====== DATASET ROWS

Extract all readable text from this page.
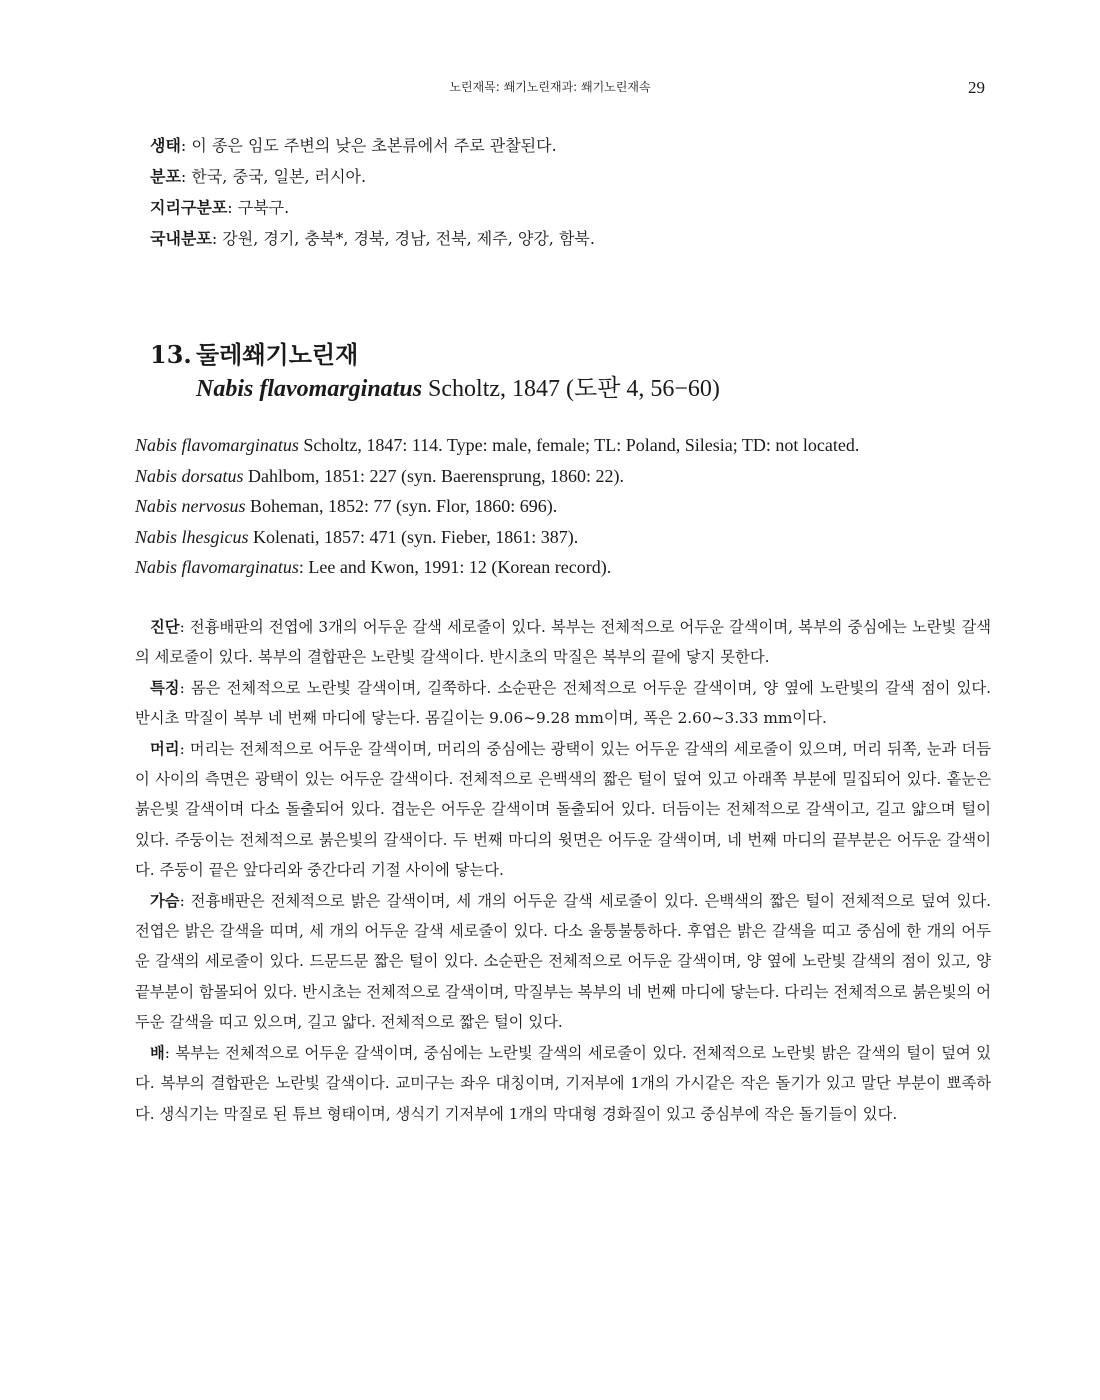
노린재목: 쐐기노린재과: 쐐기노린재속	29
생태: 이 종은 임도 주변의 낮은 초본류에서 주로 관찰된다.
분포: 한국, 중국, 일본, 러시아.
지리구분포: 구북구.
국내분포: 강원, 경기, 충북*, 경북, 경남, 전북, 제주, 양강, 함북.
13. 둘레쐐기노린재
Nabis flavomarginatus Scholtz, 1847 (도판 4, 56−60)
Nabis flavomarginatus Scholtz, 1847: 114. Type: male, female; TL: Poland, Silesia; TD: not located.
Nabis dorsatus Dahlbom, 1851: 227 (syn. Baerensprung, 1860: 22).
Nabis nervosus Boheman, 1852: 77 (syn. Flor, 1860: 696).
Nabis lhesgicus Kolenati, 1857: 471 (syn. Fieber, 1861: 387).
Nabis flavomarginatus: Lee and Kwon, 1991: 12 (Korean record).

진단: 전흉배판의 전엽에 3개의 어두운 갈색 세로줄이 있다. 복부는 전체적으로 어두운 갈색이며, 복부의 중심에는 노란빛 갈색의 세로줄이 있다. 복부의 결합판은 노란빛 갈색이다. 반시초의 막질은 복부의 끝에 닿지 못한다.

특징: 몸은 전체적으로 노란빛 갈색이며, 길쭉하다. 소순판은 전체적으로 어두운 갈색이며, 양 옆에 노란빛의 갈색 점이 있다. 반시초 막질이 복부 네 번째 마디에 닿는다. 몸길이는 9.06~9.28 mm이며, 폭은 2.60~3.33 mm이다.

머리: 머리는 전체적으로 어두운 갈색이며, 머리의 중심에는 광택이 있는 어두운 갈색의 세로줄이 있으며, 머리 뒤쪽, 눈과 더듬이 사이의 측면은 광택이 있는 어두운 갈색이다. 전체적으로 은백색의 짧은 털이 덮여 있고 아래쪽 부분에 밀집되어 있다. 홑눈은 붉은빛 갈색이며 다소 돌출되어 있다. 겹눈은 어두운 갈색이며 돌출되어 있다. 더듬이는 전체적으로 갈색이고, 길고 얇으며 털이 있다. 주둥이는 전체적으로 붉은빛의 갈색이다. 두 번째 마디의 윗면은 어두운 갈색이며, 네 번째 마디의 끝부분은 어두운 갈색이다. 주둥이 끝은 앞다리와 중간다리 기절 사이에 닿는다.

가슴: 전흉배판은 전체적으로 밝은 갈색이며, 세 개의 어두운 갈색 세로줄이 있다. 은백색의 짧은 털이 전체적으로 덮여 있다. 전엽은 밝은 갈색을 띠며, 세 개의 어두운 갈색 세로줄이 있다. 다소 울퉁불퉁하다. 후엽은 밝은 갈색을 띠고 중심에 한 개의 어두운 갈색의 세로줄이 있다. 드문드문 짧은 털이 있다. 소순판은 전체적으로 어두운 갈색이며, 양 옆에 노란빛 갈색의 점이 있고, 양 끝부분이 함몰되어 있다. 반시초는 전체적으로 갈색이며, 막질부는 복부의 네 번째 마디에 닿는다. 다리는 전체적으로 붉은빛의 어두운 갈색을 띠고 있으며, 길고 얇다. 전체적으로 짧은 털이 있다.

배: 복부는 전체적으로 어두운 갈색이며, 중심에는 노란빛 갈색의 세로줄이 있다. 전체적으로 노란빛 밝은 갈색의 털이 덮여 있다. 복부의 결합판은 노란빛 갈색이다. 교미구는 좌우 대칭이며, 기저부에 1개의 가시같은 작은 돌기가 있고 말단 부분이 뾰족하다. 생식기는 막질로 된 튜브 형태이며, 생식기 기저부에 1개의 막대형 경화질이 있고 중심부에 작은 돌기들이 있다.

============

Repeat each entry exactly as given; no pictures belong in the copy.

▸ **EXPECTED ANSWER**
Extract all readable text from this page.
노린재목: 쐐기노린재과: 쐐기노린재속	29
생태: 이 종은 임도 주변의 낮은 초본류에서 주로 관찰된다.
분포: 한국, 중국, 일본, 러시아.
지리구분포: 구북구.
국내분포: 강원, 경기, 충북*, 경북, 경남, 전북, 제주, 양강, 함북.
13. 둘레쐐기노린재
Nabis flavomarginatus Scholtz, 1847 (도판 4, 56−60)
Nabis flavomarginatus Scholtz, 1847: 114. Type: male, female; TL: Poland, Silesia; TD: not located.
Nabis dorsatus Dahlbom, 1851: 227 (syn. Baerensprung, 1860: 22).
Nabis nervosus Boheman, 1852: 77 (syn. Flor, 1860: 696).
Nabis lhesgicus Kolenati, 1857: 471 (syn. Fieber, 1861: 387).
Nabis flavomarginatus: Lee and Kwon, 1991: 12 (Korean record).

진단: 전흉배판의 전엽에 3개의 어두운 갈색 세로줄이 있다. 복부는 전체적으로 어두운 갈색이며, 복부의 중심에는 노란빛 갈색의 세로줄이 있다. 복부의 결합판은 노란빛 갈색이다. 반시초의 막질은 복부의 끝에 닿지 못한다.

특징: 몸은 전체적으로 노란빛 갈색이며, 길쭉하다. 소순판은 전체적으로 어두운 갈색이며, 양 옆에 노란빛의 갈색 점이 있다. 반시초 막질이 복부 네 번째 마디에 닿는다. 몸길이는 9.06~9.28 mm이며, 폭은 2.60~3.33 mm이다.

머리: 머리는 전체적으로 어두운 갈색이며, 머리의 중심에는 광택이 있는 어두운 갈색의 세로줄이 있으며, 머리 뒤쪽, 눈과 더듬이 사이의 측면은 광택이 있는 어두운 갈색이다. 전체적으로 은백색의 짧은 털이 덮여 있고 아래쪽 부분에 밀집되어 있다. 홑눈은 붉은빛 갈색이며 다소 돌출되어 있다. 겹눈은 어두운 갈색이며 돌출되어 있다. 더듬이는 전체적으로 갈색이고, 길고 얇으며 털이 있다. 주둥이는 전체적으로 붉은빛의 갈색이다. 두 번째 마디의 윗면은 어두운 갈색이며, 네 번째 마디의 끝부분은 어두운 갈색이다. 주둥이 끝은 앞다리와 중간다리 기절 사이에 닿는다.

가슴: 전흉배판은 전체적으로 밝은 갈색이며, 세 개의 어두운 갈색 세로줄이 있다. 은백색의 짧은 털이 전체적으로 덮여 있다. 전엽은 밝은 갈색을 띠며, 세 개의 어두운 갈색 세로줄이 있다. 다소 울퉁불퉁하다. 후엽은 밝은 갈색을 띠고 중심에 한 개의 어두운 갈색의 세로줄이 있다. 드문드문 짧은 털이 있다. 소순판은 전체적으로 어두운 갈색이며, 양 옆에 노란빛 갈색의 점이 있고, 양 끝부분이 함몰되어 있다. 반시초는 전체적으로 갈색이며, 막질부는 복부의 네 번째 마디에 닿는다. 다리는 전체적으로 붉은빛의 어두운 갈색을 띠고 있으며, 길고 얇다. 전체적으로 짧은 털이 있다.

배: 복부는 전체적으로 어두운 갈색이며, 중심에는 노란빛 갈색의 세로줄이 있다. 전체적으로 노란빛 밝은 갈색의 털이 덮여 있다. 복부의 결합판은 노란빛 갈색이다. 교미구는 좌우 대칭이며, 기저부에 1개의 가시같은 작은 돌기가 있고 말단 부분이 뾰족하다. 생식기는 막질로 된 튜브 형태이며, 생식기 기저부에 1개의 막대형 경화질이 있고 중심부에 작은 돌기들이 있다.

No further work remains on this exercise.